_WHAT YOU NEED TO DO_: Take every line from the listing below that includes "minutes" and copy it.

_DATA SUPPLIED_:
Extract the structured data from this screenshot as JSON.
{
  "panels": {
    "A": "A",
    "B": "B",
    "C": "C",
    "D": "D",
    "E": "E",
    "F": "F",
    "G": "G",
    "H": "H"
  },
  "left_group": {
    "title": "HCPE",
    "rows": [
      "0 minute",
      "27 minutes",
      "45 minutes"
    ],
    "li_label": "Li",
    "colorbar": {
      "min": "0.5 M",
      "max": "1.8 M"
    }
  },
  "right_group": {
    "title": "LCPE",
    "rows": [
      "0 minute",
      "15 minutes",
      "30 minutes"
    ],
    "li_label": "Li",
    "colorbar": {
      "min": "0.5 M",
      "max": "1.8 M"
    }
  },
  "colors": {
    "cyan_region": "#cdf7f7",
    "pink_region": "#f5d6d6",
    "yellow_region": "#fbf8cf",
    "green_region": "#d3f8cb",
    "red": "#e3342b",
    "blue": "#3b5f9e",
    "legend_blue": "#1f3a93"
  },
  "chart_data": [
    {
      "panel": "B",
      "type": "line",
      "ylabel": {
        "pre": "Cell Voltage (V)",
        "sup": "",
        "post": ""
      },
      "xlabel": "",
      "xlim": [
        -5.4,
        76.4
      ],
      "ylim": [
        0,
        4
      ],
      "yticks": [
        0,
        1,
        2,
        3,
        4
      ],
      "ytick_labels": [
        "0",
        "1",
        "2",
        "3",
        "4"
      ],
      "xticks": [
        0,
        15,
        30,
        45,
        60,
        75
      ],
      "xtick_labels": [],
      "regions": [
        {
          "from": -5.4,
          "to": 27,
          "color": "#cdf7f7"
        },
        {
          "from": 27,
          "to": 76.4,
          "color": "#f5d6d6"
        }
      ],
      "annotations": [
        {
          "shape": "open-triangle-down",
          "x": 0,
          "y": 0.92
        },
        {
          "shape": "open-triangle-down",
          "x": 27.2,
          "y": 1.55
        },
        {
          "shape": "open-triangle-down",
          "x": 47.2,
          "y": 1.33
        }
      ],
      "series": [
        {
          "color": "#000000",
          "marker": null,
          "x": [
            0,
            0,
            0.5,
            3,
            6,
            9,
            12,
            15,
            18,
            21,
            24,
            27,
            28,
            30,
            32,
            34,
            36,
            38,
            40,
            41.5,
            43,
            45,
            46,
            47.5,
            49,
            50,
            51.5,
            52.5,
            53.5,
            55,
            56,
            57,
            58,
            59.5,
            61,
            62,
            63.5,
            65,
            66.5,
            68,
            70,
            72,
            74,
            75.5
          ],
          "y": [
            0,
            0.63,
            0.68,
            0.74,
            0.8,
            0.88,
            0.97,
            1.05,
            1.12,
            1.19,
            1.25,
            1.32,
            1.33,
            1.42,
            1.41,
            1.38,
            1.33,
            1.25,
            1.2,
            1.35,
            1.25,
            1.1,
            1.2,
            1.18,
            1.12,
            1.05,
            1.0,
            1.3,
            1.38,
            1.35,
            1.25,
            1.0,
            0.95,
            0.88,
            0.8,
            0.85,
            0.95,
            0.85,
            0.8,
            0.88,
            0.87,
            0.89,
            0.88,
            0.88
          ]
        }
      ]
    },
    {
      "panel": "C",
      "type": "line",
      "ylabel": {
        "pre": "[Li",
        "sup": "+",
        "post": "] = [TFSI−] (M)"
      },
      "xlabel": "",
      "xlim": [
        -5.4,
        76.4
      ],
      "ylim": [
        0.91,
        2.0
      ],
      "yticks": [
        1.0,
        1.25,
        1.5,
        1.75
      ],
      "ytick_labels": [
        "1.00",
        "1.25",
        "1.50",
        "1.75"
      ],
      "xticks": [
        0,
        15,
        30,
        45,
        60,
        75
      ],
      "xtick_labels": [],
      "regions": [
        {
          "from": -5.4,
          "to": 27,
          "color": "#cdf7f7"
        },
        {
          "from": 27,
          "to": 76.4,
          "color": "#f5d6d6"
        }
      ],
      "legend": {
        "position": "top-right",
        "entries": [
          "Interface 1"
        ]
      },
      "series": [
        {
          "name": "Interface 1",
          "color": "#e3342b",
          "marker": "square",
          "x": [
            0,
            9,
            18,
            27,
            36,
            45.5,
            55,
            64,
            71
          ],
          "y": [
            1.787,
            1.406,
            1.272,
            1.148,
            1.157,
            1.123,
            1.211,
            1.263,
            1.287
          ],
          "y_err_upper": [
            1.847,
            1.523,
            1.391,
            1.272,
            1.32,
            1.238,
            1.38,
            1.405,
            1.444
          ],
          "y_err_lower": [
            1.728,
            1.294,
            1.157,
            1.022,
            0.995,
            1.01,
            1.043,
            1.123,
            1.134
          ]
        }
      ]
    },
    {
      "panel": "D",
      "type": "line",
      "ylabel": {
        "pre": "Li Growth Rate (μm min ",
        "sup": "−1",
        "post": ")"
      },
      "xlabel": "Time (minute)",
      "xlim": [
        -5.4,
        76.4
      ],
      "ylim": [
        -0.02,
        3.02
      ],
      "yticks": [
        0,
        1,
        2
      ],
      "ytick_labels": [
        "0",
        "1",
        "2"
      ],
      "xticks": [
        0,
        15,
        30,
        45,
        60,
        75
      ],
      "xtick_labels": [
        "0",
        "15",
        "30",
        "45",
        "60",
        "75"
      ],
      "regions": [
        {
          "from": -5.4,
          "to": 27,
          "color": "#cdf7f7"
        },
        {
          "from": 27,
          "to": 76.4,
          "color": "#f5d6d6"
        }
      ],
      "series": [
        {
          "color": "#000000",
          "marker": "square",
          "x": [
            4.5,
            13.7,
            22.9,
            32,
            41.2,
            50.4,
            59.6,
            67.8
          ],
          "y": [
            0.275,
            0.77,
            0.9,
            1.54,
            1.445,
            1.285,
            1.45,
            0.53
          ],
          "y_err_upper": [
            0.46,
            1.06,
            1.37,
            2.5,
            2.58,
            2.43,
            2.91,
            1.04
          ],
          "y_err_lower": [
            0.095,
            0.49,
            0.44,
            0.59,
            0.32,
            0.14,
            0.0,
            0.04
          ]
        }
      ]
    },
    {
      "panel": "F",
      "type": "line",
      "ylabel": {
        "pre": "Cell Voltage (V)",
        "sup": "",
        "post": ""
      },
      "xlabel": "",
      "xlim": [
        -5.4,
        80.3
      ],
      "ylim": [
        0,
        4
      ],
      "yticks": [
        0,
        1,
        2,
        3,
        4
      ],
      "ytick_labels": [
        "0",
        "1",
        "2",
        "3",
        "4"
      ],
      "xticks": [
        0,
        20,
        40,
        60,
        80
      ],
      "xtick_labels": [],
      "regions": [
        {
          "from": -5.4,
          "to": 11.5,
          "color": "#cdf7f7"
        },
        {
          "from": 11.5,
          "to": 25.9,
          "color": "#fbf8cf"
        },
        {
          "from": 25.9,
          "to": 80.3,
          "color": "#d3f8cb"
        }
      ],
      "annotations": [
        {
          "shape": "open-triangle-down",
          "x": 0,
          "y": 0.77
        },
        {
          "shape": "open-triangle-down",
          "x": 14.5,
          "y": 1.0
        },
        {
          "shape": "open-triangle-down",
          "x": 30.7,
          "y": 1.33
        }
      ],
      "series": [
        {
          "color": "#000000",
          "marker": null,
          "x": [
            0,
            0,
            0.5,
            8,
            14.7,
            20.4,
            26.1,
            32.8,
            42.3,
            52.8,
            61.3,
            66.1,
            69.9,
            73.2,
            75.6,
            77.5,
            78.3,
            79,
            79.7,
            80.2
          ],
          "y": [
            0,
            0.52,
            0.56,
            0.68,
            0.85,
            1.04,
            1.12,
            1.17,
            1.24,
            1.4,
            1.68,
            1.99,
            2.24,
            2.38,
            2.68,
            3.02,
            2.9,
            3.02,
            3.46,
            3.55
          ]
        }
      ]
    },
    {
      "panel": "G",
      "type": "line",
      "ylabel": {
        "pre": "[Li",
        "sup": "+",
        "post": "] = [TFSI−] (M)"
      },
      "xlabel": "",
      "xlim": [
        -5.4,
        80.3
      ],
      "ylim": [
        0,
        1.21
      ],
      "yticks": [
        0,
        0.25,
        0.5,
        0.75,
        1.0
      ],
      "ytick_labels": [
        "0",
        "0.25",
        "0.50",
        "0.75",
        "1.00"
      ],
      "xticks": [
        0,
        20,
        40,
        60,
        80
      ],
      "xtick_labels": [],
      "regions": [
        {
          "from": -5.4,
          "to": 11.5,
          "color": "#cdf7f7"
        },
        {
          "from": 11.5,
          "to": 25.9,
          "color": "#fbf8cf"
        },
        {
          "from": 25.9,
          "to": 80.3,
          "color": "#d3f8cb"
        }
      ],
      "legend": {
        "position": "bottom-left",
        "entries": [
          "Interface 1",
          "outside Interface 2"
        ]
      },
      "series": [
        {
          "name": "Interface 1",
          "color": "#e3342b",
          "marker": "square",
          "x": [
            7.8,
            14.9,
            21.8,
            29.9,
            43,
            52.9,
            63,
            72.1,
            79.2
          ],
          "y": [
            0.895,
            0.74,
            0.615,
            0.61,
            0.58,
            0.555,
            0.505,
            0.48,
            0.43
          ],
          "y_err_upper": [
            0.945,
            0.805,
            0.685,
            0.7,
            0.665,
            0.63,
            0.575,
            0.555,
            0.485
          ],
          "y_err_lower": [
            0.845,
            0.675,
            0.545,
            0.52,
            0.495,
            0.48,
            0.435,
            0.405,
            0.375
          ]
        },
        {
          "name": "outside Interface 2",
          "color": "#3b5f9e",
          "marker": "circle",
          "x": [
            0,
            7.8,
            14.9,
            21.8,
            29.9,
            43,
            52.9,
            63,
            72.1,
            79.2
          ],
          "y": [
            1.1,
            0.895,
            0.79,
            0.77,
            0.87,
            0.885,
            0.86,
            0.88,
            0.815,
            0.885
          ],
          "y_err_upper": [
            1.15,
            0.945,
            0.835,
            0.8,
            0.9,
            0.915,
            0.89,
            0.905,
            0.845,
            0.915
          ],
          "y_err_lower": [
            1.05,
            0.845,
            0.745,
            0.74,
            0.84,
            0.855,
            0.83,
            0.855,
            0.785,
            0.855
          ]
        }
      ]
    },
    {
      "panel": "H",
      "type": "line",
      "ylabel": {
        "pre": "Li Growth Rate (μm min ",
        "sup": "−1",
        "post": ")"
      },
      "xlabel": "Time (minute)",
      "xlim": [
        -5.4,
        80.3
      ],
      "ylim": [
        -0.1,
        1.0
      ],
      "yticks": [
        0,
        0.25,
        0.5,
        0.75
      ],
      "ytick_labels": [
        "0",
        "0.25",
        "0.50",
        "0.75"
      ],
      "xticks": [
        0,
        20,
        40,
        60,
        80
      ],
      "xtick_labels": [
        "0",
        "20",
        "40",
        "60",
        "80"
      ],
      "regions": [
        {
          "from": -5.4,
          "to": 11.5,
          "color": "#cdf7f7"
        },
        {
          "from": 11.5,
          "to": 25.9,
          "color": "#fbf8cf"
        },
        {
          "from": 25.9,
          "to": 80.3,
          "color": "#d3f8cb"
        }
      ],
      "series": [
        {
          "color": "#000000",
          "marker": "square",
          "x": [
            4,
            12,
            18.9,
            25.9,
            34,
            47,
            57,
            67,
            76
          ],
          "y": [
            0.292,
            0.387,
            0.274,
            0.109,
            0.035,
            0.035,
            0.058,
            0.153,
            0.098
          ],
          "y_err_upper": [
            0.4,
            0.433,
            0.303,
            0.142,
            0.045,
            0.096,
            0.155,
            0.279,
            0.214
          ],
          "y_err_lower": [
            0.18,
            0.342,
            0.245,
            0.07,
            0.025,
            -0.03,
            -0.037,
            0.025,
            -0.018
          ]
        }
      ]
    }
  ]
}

_SOLUTION TO THIS TASK_:
      "27 minutes",
      "45 minutes"
      "15 minutes",
      "30 minutes"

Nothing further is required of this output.